• [GOAL]: Print the entries below in their entirety, exactly as they are written.

(Dataset excerpt)

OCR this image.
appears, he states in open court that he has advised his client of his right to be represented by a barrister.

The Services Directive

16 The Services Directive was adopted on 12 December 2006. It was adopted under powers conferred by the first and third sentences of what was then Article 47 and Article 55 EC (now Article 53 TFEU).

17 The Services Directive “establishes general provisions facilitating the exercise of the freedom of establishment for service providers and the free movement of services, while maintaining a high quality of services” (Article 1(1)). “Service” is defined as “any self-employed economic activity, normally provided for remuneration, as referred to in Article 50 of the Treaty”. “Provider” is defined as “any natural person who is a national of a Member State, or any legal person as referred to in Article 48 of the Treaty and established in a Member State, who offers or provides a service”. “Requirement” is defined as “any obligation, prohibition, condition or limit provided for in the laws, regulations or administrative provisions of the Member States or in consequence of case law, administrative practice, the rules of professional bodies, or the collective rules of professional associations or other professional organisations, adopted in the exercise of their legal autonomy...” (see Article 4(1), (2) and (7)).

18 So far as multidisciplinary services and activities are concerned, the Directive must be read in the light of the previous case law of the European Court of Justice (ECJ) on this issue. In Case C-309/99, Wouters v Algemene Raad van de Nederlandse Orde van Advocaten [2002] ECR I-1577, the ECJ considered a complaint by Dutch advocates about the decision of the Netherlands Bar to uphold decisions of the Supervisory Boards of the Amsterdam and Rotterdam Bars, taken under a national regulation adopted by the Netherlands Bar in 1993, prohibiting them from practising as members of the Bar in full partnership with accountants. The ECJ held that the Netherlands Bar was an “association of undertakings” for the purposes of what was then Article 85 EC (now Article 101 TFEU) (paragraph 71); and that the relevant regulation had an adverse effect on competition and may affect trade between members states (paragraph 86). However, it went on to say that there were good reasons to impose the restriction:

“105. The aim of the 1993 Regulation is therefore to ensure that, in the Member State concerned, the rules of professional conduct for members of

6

• [EXERCISE SOLUTION]:
OCR this image.
appears, he states in open court that he has advised his client of his right to be represented by a barrister.

The Services Directive

16 The Services Directive was adopted on 12 December 2006. It was adopted under powers conferred by the first and third sentences of what was then Article 47 and Article 55 EC (now Article 53 TFEU).

17 The Services Directive “establishes general provisions facilitating the exercise of the freedom of establishment for service providers and the free movement of services, while maintaining a high quality of services” (Article 1(1)). “Service” is defined as “any self-employed economic activity, normally provided for remuneration, as referred to in Article 50 of the Treaty”. “Provider” is defined as “any natural person who is a national of a Member State, or any legal person as referred to in Article 48 of the Treaty and established in a Member State, who offers or provides a service”. “Requirement” is defined as “any obligation, prohibition, condition or limit provided for in the laws, regulations or administrative provisions of the Member States or in consequence of case law, administrative practice, the rules of professional bodies, or the collective rules of professional associations or other professional organisations, adopted in the exercise of their legal autonomy...” (see Article 4(1), (2) and (7)).

18 So far as multidisciplinary services and activities are concerned, the Directive must be read in the light of the previous case law of the European Court of Justice (ECJ) on this issue. In Case C-309/99, Wouters v Algemene Raad van de Nederlandse Orde van Advocaten [2002] ECR I-1577, the ECJ considered a complaint by Dutch advocates about the decision of the Netherlands Bar to uphold decisions of the Supervisory Boards of the Amsterdam and Rotterdam Bars, taken under a national regulation adopted by the Netherlands Bar in 1993, prohibiting them from practising as members of the Bar in full partnership with accountants. The ECJ held that the Netherlands Bar was an “association of undertakings” for the purposes of what was then Article 85 EC (now Article 101 TFEU) (paragraph 71); and that the relevant regulation had an adverse effect on competition and may affect trade between members states (paragraph 86). However, it went on to say that there were good reasons to impose the restriction:

“105. The aim of the 1993 Regulation is therefore to ensure that, in the Member State concerned, the rules of professional conduct for members of

6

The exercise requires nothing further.